TASK DESCRIPTION:
Extract each line bearing the word "Staurosporine".

INPUT DATA:

━━━━━━━━━━━━━━━━━━━━━━━━━━━━━━

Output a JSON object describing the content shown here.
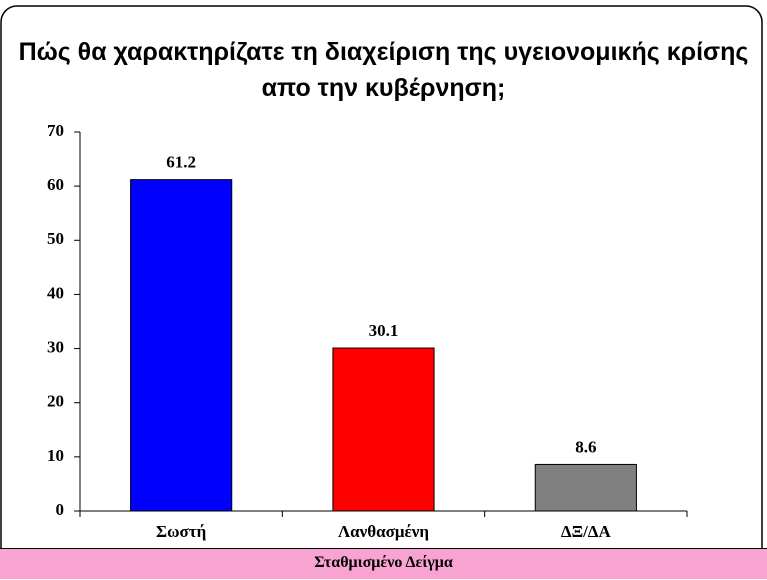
{
  "chart_data": {
    "type": "bar",
    "title": "Πώς θα χαρακτηρίζατε τη διαχείριση της υγειονομικής κρίσης απο την κυβέρνηση;",
    "categories": [
      "Σωστή",
      "Λανθασμένη",
      "ΔΞ/ΔΑ"
    ],
    "values": [
      61.2,
      30.1,
      8.6
    ],
    "colors": [
      "#0000ff",
      "#ff0000",
      "#808080"
    ],
    "ylim": [
      0,
      70
    ],
    "yticks": [
      0,
      10,
      20,
      30,
      40,
      50,
      60,
      70
    ],
    "grid": false
  },
  "footer": {
    "text": "Σταθμισμένο Δείγμα"
  }
}
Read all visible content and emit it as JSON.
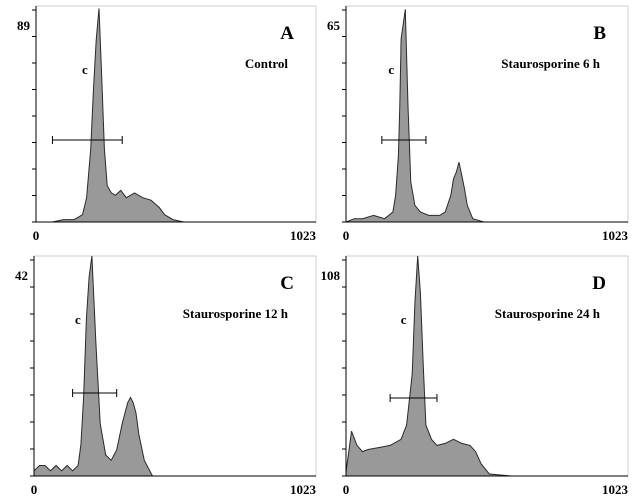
{
  "chart_data": [
    {
      "panel": "A",
      "type": "area",
      "condition": "Control",
      "xlim": [
        0,
        1023
      ],
      "x_tick_labels": [
        "0",
        "1023"
      ],
      "ylim": [
        0,
        89
      ],
      "y_max_label": "89",
      "peak_label": "c",
      "x": [
        0,
        30,
        60,
        100,
        140,
        170,
        185,
        200,
        210,
        220,
        230,
        240,
        250,
        260,
        275,
        290,
        310,
        330,
        360,
        390,
        420,
        450,
        470,
        500,
        540,
        600,
        700,
        800,
        900,
        1023
      ],
      "y": [
        0,
        0,
        0,
        1,
        1,
        3,
        10,
        30,
        55,
        75,
        88,
        60,
        30,
        15,
        12,
        11,
        13,
        10,
        12,
        10,
        9,
        6,
        3,
        1,
        0,
        0,
        0,
        0,
        0,
        0
      ]
    },
    {
      "panel": "B",
      "type": "area",
      "condition": "Staurosporine 6 h",
      "xlim": [
        0,
        1023
      ],
      "x_tick_labels": [
        "0",
        "1023"
      ],
      "ylim": [
        0,
        65
      ],
      "y_max_label": "65",
      "peak_label": "c",
      "x": [
        0,
        30,
        60,
        100,
        140,
        170,
        180,
        190,
        195,
        200,
        215,
        225,
        235,
        250,
        270,
        300,
        340,
        360,
        380,
        390,
        400,
        410,
        420,
        430,
        440,
        460,
        500,
        600,
        700,
        800,
        900,
        1023
      ],
      "y": [
        0,
        1,
        1,
        2,
        1,
        3,
        8,
        20,
        35,
        55,
        64,
        35,
        12,
        5,
        3,
        2,
        2,
        3,
        8,
        13,
        15,
        18,
        14,
        10,
        5,
        1,
        0,
        0,
        0,
        0,
        0,
        0
      ]
    },
    {
      "panel": "C",
      "type": "area",
      "condition": "Staurosporine 12 h",
      "xlim": [
        0,
        1023
      ],
      "x_tick_labels": [
        "0",
        "1023"
      ],
      "ylim": [
        0,
        42
      ],
      "y_max_label": "42",
      "peak_label": "c",
      "x": [
        0,
        20,
        40,
        60,
        80,
        100,
        120,
        140,
        160,
        170,
        180,
        190,
        200,
        210,
        225,
        240,
        260,
        280,
        300,
        320,
        340,
        350,
        360,
        370,
        380,
        400,
        430,
        500,
        600,
        700,
        800,
        900,
        1023
      ],
      "y": [
        1,
        2,
        2,
        1,
        2,
        1,
        2,
        1,
        2,
        6,
        15,
        30,
        38,
        42,
        25,
        10,
        4,
        3,
        5,
        10,
        14,
        15,
        14,
        12,
        8,
        3,
        0,
        0,
        0,
        0,
        0,
        0,
        0
      ]
    },
    {
      "panel": "D",
      "type": "area",
      "condition": "Staurosporine 24 h",
      "xlim": [
        0,
        1023
      ],
      "x_tick_labels": [
        "0",
        "1023"
      ],
      "ylim": [
        0,
        108
      ],
      "y_max_label": "108",
      "peak_label": "c",
      "x": [
        0,
        10,
        20,
        40,
        60,
        80,
        120,
        160,
        200,
        220,
        240,
        250,
        260,
        270,
        280,
        290,
        310,
        330,
        360,
        390,
        420,
        450,
        470,
        490,
        520,
        600,
        700,
        800,
        900,
        1023
      ],
      "y": [
        2,
        12,
        22,
        15,
        12,
        13,
        14,
        15,
        18,
        25,
        50,
        85,
        108,
        90,
        55,
        25,
        18,
        15,
        16,
        18,
        16,
        15,
        12,
        6,
        1,
        0,
        0,
        0,
        0,
        0
      ]
    }
  ]
}
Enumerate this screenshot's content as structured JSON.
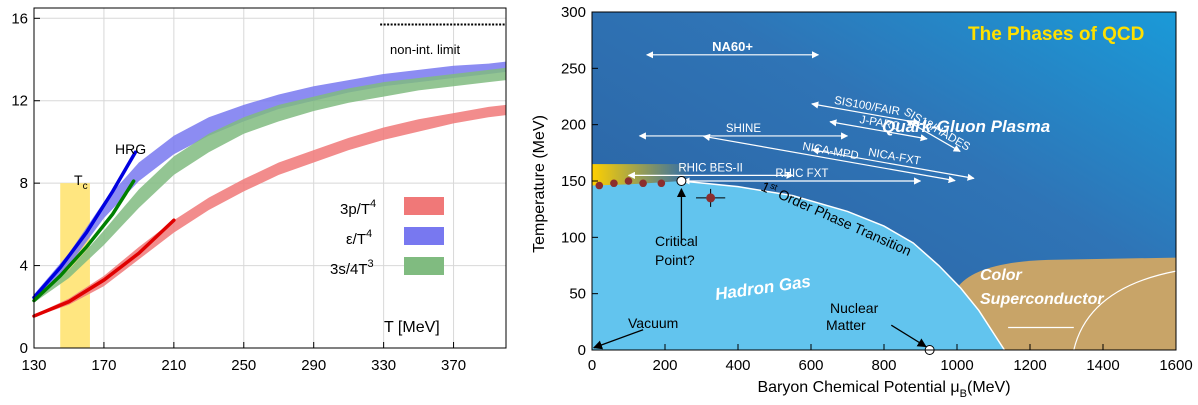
{
  "chart_data": [
    {
      "type": "line",
      "title": "",
      "xlabel": "T [MeV]",
      "ylabel": "",
      "xlim": [
        130,
        400
      ],
      "ylim": [
        0,
        16.5
      ],
      "x_ticks": [
        130,
        170,
        210,
        250,
        290,
        330,
        370
      ],
      "y_ticks": [
        0,
        4,
        8,
        12,
        16
      ],
      "tick_labels_y": [
        "0",
        "4",
        "8",
        "12",
        "16"
      ],
      "tick_labels_x": [
        "130",
        "170",
        "210",
        "250",
        "290",
        "330",
        "370"
      ],
      "grid": true,
      "legend_position": "right",
      "tc_label": "T",
      "tc_sub": "c",
      "tc_band": [
        145,
        162
      ],
      "tc_band_height": 8,
      "hrg_label": "HRG",
      "limit_label": "non-int. limit",
      "limit_value": 15.7,
      "limit_x_range": [
        328,
        400
      ],
      "series": [
        {
          "name": "3p/T",
          "name_sup": "4",
          "color": "#f07878",
          "x": [
            130,
            150,
            170,
            190,
            210,
            230,
            250,
            270,
            290,
            310,
            330,
            350,
            370,
            390,
            400
          ],
          "lower": [
            1.5,
            2.1,
            3.0,
            4.3,
            5.6,
            6.7,
            7.6,
            8.4,
            9.0,
            9.6,
            10.1,
            10.5,
            10.9,
            11.2,
            11.3
          ],
          "upper": [
            1.6,
            2.4,
            3.5,
            4.9,
            6.2,
            7.3,
            8.2,
            9.0,
            9.6,
            10.2,
            10.7,
            11.1,
            11.4,
            11.7,
            11.8
          ]
        },
        {
          "name": "ε/T",
          "name_sup": "4",
          "color": "#7878f0",
          "x": [
            130,
            150,
            170,
            190,
            210,
            230,
            250,
            270,
            290,
            310,
            330,
            350,
            370,
            390,
            400
          ],
          "lower": [
            2.4,
            4.0,
            6.3,
            8.1,
            9.4,
            10.3,
            11.0,
            11.6,
            12.0,
            12.4,
            12.7,
            12.9,
            13.1,
            13.3,
            13.4
          ],
          "upper": [
            2.6,
            4.6,
            7.1,
            9.0,
            10.3,
            11.2,
            11.8,
            12.3,
            12.7,
            13.0,
            13.3,
            13.5,
            13.7,
            13.8,
            13.9
          ]
        },
        {
          "name": "3s/4T",
          "name_sup": "3",
          "color": "#80bb80",
          "x": [
            130,
            150,
            170,
            190,
            210,
            230,
            250,
            270,
            290,
            310,
            330,
            350,
            370,
            390,
            400
          ],
          "lower": [
            2.2,
            3.4,
            5.0,
            6.8,
            8.4,
            9.5,
            10.4,
            11.0,
            11.5,
            11.9,
            12.2,
            12.5,
            12.7,
            12.9,
            13.0
          ],
          "upper": [
            2.4,
            3.8,
            5.7,
            7.7,
            9.3,
            10.4,
            11.2,
            11.8,
            12.2,
            12.6,
            12.9,
            13.1,
            13.3,
            13.5,
            13.6
          ]
        }
      ],
      "hrg_lines": [
        {
          "color": "#e00000",
          "x": [
            130,
            150,
            170,
            190,
            210
          ],
          "y": [
            1.55,
            2.25,
            3.3,
            4.6,
            6.2
          ]
        },
        {
          "color": "#0000e0",
          "x": [
            130,
            145,
            160,
            175,
            188
          ],
          "y": [
            2.45,
            3.9,
            5.6,
            7.6,
            9.5
          ]
        },
        {
          "color": "#008000",
          "x": [
            130,
            145,
            160,
            175,
            187
          ],
          "y": [
            2.3,
            3.5,
            4.9,
            6.5,
            8.1
          ]
        }
      ]
    },
    {
      "type": "diagram",
      "title": "The Phases of QCD",
      "xlabel": "Baryon Chemical Potential μ",
      "xlabel_sub": "B",
      "xlabel_unit": "(MeV)",
      "ylabel": "Temperature (MeV)",
      "xlim": [
        0,
        1600
      ],
      "ylim": [
        0,
        300
      ],
      "x_ticks": [
        0,
        200,
        400,
        600,
        800,
        1000,
        1200,
        1400,
        1600
      ],
      "y_ticks": [
        0,
        50,
        100,
        150,
        200,
        250,
        300
      ],
      "colors": {
        "qgp": "#2f6fb0",
        "qgp_light": "#1c8fd0",
        "hadron": "#62c4ee",
        "color_sc": "#c8a468",
        "title": "#ffe000"
      },
      "regions": {
        "qgp": "Quark-Gluon Plasma",
        "hadron": "Hadron Gas",
        "csc_line1": "Color",
        "csc_line2": "Superconductor"
      },
      "transition_label_pre": "1",
      "transition_label_sup": "st",
      "transition_label_post": " Order Phase Transition",
      "critical_point_line1": "Critical",
      "critical_point_line2": "Point?",
      "critical_point": [
        245,
        150
      ],
      "nuclear_matter_line1": "Nuclear",
      "nuclear_matter_line2": "Matter",
      "nuclear_matter_point": [
        925,
        0
      ],
      "vacuum_label": "Vacuum",
      "boundary_curve": [
        [
          0,
          146
        ],
        [
          100,
          147
        ],
        [
          200,
          149
        ],
        [
          245,
          150
        ],
        [
          400,
          145
        ],
        [
          550,
          137
        ],
        [
          700,
          123
        ],
        [
          800,
          110
        ],
        [
          880,
          95
        ],
        [
          950,
          75
        ],
        [
          1010,
          55
        ],
        [
          1060,
          35
        ],
        [
          1100,
          15
        ],
        [
          1130,
          0
        ]
      ],
      "lattice_points": [
        [
          20,
          146
        ],
        [
          60,
          148
        ],
        [
          100,
          150
        ],
        [
          140,
          148
        ],
        [
          190,
          148
        ]
      ],
      "data_point": {
        "x": 325,
        "y": 135,
        "xerr": 40,
        "yerr": 8
      },
      "experiments": [
        {
          "name": "NA60+",
          "bold": true,
          "range": [
            150,
            620
          ],
          "t": 262
        },
        {
          "name": "SIS100/FAIR",
          "range": [
            600,
            900
          ],
          "t": 210
        },
        {
          "name": "J-PARC",
          "range": [
            650,
            920
          ],
          "t": 195
        },
        {
          "name": "SIS18/HADES",
          "range": [
            850,
            1020
          ],
          "t": 190
        },
        {
          "name": "SHINE",
          "range": [
            130,
            700
          ],
          "t": 190
        },
        {
          "name": "NICA-MPD",
          "range": [
            300,
            1000
          ],
          "t": 170
        },
        {
          "name": "NICA-FXT",
          "range": [
            600,
            1050
          ],
          "t": 165
        },
        {
          "name": "RHIC BES-II",
          "range": [
            100,
            550
          ],
          "t": 155
        },
        {
          "name": "RHIC FXT",
          "range": [
            250,
            900
          ],
          "t": 150
        }
      ]
    }
  ]
}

━━━━━━━━━━━━━━━━━━━━━━━━━━━━━━

OUTPUT FOR THIS TASK:
      "condition": "Staurosporine 6 h",
      "condition": "Staurosporine 12 h",
      "condition": "Staurosporine 24 h",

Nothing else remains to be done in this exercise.